## Task requirements:
Write out each record again exactly as it stands.

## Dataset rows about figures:
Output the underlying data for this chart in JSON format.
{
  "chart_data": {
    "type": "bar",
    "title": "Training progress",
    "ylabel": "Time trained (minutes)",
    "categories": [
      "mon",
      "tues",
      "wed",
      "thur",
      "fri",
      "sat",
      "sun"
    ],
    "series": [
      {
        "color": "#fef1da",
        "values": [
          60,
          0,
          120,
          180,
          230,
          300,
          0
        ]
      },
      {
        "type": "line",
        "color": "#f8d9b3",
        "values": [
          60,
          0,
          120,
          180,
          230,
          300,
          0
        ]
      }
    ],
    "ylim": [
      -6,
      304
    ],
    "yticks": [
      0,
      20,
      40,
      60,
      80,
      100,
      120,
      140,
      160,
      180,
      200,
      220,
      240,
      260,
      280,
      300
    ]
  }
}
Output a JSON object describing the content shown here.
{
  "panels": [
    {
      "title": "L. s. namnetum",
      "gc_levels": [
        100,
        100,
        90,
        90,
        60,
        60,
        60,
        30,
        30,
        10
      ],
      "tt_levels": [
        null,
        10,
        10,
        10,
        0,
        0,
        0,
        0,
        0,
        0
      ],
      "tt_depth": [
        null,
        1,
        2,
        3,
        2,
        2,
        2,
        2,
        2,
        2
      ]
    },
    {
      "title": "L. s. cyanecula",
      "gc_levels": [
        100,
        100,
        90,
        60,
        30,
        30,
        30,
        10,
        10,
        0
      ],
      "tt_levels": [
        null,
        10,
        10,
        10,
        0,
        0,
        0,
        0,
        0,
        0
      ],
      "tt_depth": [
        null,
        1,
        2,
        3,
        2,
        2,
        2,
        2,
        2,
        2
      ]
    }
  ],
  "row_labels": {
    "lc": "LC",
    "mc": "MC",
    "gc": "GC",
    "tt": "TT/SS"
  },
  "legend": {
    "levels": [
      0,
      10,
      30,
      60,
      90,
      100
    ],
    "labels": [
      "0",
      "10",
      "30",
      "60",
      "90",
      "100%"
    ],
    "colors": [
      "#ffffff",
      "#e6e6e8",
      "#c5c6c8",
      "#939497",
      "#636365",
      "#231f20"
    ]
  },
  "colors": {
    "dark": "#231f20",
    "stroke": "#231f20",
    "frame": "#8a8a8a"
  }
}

## Exercise solution:
Output the underlying data for this chart in JSON format.
{
  "chart_data": {
    "type": "bar",
    "title": "Training progress",
    "ylabel": "Time trained (minutes)",
    "categories": [
      "mon",
      "tues",
      "wed",
      "thur",
      "fri",
      "sat",
      "sun"
    ],
    "series": [
      {
        "color": "#fef1da",
        "values": [
          60,
          0,
          120,
          180,
          230,
          300,
          0
        ]
      },
      {
        "type": "line",
        "color": "#f8d9b3",
        "values": [
          60,
          0,
          120,
          180,
          230,
          300,
          0
        ]
      }
    ],
    "ylim": [
      -6,
      304
    ],
    "yticks": [
      0,
      20,
      40,
      60,
      80,
      100,
      120,
      140,
      160,
      180,
      200,
      220,
      240,
      260,
      280,
      300
    ]
  }
}
Output a JSON object describing the content shown here.
{
  "panels": [
    {
      "title": "L. s. namnetum",
      "gc_levels": [
        100,
        100,
        90,
        90,
        60,
        60,
        60,
        30,
        30,
        10
      ],
      "tt_levels": [
        null,
        10,
        10,
        10,
        0,
        0,
        0,
        0,
        0,
        0
      ],
      "tt_depth": [
        null,
        1,
        2,
        3,
        2,
        2,
        2,
        2,
        2,
        2
      ]
    },
    {
      "title": "L. s. cyanecula",
      "gc_levels": [
        100,
        100,
        90,
        60,
        30,
        30,
        30,
        10,
        10,
        0
      ],
      "tt_levels": [
        null,
        10,
        10,
        10,
        0,
        0,
        0,
        0,
        0,
        0
      ],
      "tt_depth": [
        null,
        1,
        2,
        3,
        2,
        2,
        2,
        2,
        2,
        2
      ]
    }
  ],
  "row_labels": {
    "lc": "LC",
    "mc": "MC",
    "gc": "GC",
    "tt": "TT/SS"
  },
  "legend": {
    "levels": [
      0,
      10,
      30,
      60,
      90,
      100
    ],
    "labels": [
      "0",
      "10",
      "30",
      "60",
      "90",
      "100%"
    ],
    "colors": [
      "#ffffff",
      "#e6e6e8",
      "#c5c6c8",
      "#939497",
      "#636365",
      "#231f20"
    ]
  },
  "colors": {
    "dark": "#231f20",
    "stroke": "#231f20",
    "frame": "#8a8a8a"
  }
}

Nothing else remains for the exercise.